--- DIRECTIONS FOR THIS TASK ---
From the data that follows, copy every line holding the string "федерального".

Records from a dataset:
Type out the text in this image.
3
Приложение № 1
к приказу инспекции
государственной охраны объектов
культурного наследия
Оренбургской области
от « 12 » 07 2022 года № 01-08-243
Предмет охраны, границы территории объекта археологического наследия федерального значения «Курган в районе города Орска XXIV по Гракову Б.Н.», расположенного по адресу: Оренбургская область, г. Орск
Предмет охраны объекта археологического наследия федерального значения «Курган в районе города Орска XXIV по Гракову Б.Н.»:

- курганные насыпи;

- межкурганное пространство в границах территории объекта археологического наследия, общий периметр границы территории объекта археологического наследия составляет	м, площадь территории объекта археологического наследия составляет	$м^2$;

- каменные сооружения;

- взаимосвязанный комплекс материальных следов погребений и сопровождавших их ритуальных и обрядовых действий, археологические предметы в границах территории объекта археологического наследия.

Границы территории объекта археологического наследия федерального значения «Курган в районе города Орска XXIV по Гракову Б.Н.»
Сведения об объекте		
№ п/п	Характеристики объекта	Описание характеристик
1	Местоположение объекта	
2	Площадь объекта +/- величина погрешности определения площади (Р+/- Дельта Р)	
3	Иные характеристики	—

--- CORRECT ANSWER ---
Предмет охраны, границы территории объекта археологического наследия федерального значения «Курган в районе города Орска XXIV по Гракову Б.Н.», расположенного по адресу: Оренбургская область, г. Орск
Предмет охраны объекта археологического наследия федерального значения «Курган в районе города Орска XXIV по Гракову Б.Н.»:
Границы территории объекта археологического наследия федерального значения «Курган в районе города Орска XXIV по Гракову Б.Н.»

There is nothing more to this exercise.